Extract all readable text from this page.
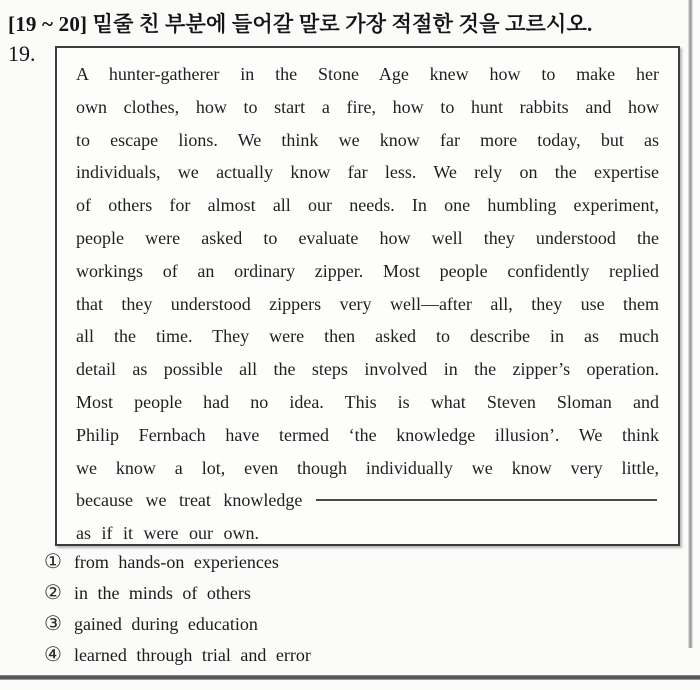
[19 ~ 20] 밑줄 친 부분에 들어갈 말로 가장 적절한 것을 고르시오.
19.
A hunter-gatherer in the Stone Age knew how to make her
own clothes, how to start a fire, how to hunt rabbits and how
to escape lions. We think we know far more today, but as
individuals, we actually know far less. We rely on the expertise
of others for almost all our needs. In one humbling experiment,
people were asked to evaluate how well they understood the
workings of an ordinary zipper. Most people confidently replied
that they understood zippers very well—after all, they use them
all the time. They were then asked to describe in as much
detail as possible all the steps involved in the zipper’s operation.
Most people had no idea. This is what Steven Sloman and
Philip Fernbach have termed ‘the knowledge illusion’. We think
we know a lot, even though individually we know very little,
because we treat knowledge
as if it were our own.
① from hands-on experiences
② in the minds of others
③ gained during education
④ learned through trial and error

•••••

### [GIVEN PROBLEM]
Repeat each entry exactly. Pictures do not belong in the copy.

### [WRITTEN RESPONSE]
Extract all readable text from this page.
[19 ~ 20] 밑줄 친 부분에 들어갈 말로 가장 적절한 것을 고르시오.
19.
A hunter-gatherer in the Stone Age knew how to make her
own clothes, how to start a fire, how to hunt rabbits and how
to escape lions. We think we know far more today, but as
individuals, we actually know far less. We rely on the expertise
of others for almost all our needs. In one humbling experiment,
people were asked to evaluate how well they understood the
workings of an ordinary zipper. Most people confidently replied
that they understood zippers very well—after all, they use them
all the time. They were then asked to describe in as much
detail as possible all the steps involved in the zipper’s operation.
Most people had no idea. This is what Steven Sloman and
Philip Fernbach have termed ‘the knowledge illusion’. We think
we know a lot, even though individually we know very little,
because we treat knowledge
as if it were our own.
① from hands-on experiences
② in the minds of others
③ gained during education
④ learned through trial and error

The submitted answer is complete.